Copy each line in the data that includes the word "their".

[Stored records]

►

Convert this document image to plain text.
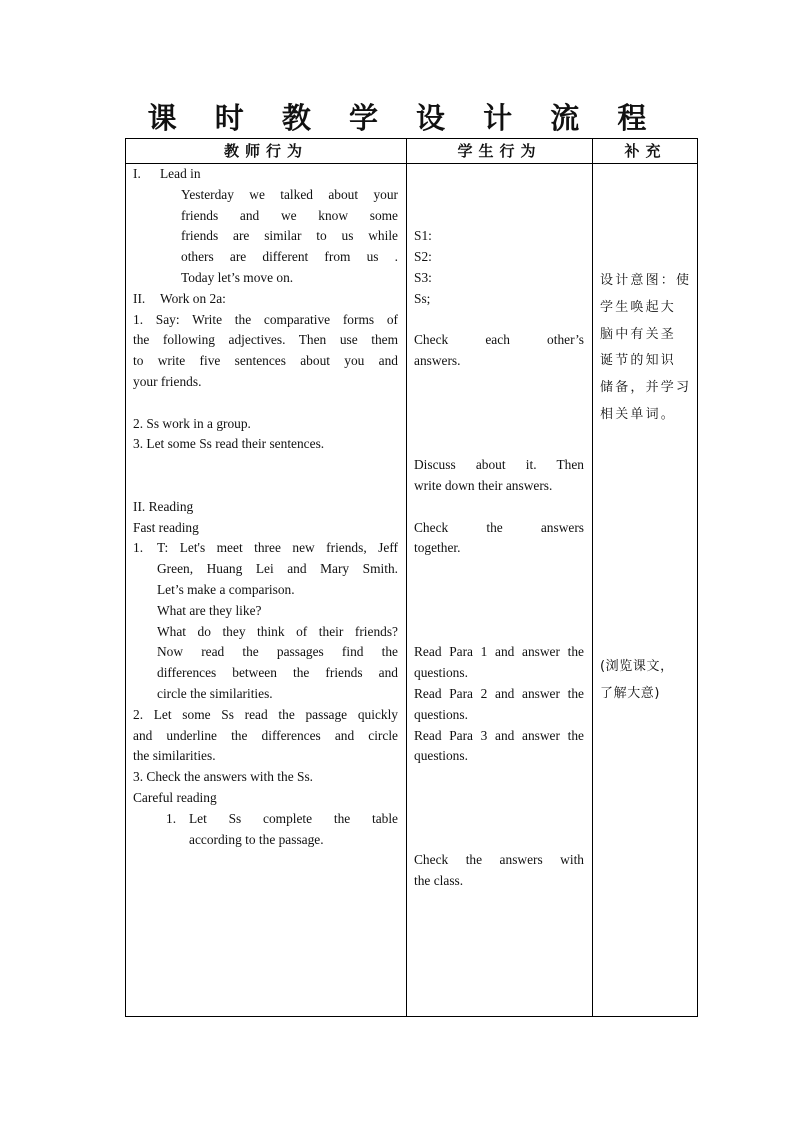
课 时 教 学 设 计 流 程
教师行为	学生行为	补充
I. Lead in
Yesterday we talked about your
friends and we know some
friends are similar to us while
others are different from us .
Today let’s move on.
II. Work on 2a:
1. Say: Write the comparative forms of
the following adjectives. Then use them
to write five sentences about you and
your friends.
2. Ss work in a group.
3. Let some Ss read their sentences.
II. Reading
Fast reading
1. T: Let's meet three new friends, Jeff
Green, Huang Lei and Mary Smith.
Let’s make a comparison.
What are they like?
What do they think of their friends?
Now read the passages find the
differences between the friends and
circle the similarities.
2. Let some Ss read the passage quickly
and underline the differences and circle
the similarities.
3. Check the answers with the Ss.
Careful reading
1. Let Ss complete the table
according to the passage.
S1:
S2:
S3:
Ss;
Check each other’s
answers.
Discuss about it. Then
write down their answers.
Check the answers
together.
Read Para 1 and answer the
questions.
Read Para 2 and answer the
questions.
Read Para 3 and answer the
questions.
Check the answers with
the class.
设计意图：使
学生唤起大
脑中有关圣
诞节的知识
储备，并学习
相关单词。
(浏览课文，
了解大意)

◄
►

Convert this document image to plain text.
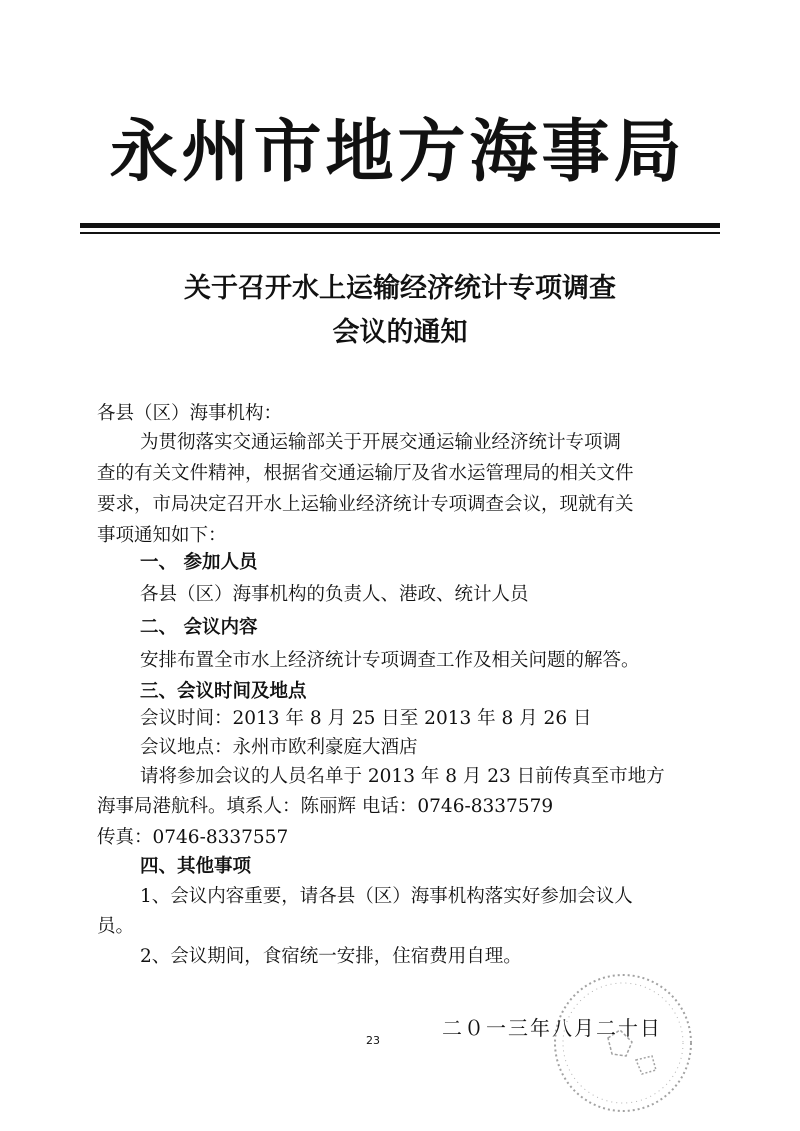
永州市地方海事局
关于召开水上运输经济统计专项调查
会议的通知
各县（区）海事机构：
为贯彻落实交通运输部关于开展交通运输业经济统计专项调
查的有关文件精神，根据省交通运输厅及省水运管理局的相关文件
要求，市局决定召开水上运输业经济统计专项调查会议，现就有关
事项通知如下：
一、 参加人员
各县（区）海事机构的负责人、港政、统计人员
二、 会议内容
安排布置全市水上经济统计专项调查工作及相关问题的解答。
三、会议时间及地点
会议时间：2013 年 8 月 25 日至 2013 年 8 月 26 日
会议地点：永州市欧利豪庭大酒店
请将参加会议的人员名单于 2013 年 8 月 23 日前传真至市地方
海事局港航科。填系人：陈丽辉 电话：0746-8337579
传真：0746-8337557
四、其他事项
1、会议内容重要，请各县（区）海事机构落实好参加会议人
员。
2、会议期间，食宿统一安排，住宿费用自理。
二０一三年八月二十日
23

◄

**The answer**
3. Let some Ss read their sentences.
What do they think of their friends?
write down their answers.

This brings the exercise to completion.